↓↓↓

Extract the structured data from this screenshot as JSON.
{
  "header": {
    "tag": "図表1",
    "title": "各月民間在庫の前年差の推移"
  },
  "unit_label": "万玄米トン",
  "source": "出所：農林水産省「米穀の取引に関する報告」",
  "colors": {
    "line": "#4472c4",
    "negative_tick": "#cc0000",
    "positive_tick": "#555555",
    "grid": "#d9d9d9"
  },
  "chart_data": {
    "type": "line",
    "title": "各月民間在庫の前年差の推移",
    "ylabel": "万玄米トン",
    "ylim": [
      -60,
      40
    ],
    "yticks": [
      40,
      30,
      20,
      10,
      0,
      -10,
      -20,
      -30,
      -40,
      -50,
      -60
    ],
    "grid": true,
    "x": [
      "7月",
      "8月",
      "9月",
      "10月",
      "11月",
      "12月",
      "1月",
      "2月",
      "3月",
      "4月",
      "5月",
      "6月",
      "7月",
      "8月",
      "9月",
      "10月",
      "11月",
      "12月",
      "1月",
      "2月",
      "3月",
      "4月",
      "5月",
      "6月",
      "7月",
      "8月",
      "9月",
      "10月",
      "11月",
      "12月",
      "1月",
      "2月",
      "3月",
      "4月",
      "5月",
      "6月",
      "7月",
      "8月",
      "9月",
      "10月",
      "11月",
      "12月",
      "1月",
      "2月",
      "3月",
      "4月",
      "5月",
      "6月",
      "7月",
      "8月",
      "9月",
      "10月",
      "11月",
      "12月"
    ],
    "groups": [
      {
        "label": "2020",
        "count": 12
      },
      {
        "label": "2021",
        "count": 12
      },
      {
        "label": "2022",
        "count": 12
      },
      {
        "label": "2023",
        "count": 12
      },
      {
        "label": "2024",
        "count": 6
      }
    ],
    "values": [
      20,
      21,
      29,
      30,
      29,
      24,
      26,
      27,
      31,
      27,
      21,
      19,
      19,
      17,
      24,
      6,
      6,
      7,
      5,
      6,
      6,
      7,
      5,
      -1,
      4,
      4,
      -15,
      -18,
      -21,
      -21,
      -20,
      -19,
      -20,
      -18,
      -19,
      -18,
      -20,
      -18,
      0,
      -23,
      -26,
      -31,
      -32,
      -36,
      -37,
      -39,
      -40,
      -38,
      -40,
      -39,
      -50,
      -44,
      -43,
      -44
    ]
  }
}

↑↑↑

» **Your task**:
Lines from the records above that hold "各月民間在庫の前年差の推移" are the ones to list.

» **Complete output**:
    "title": "各月民間在庫の前年差の推移"
    "title": "各月民間在庫の前年差の推移",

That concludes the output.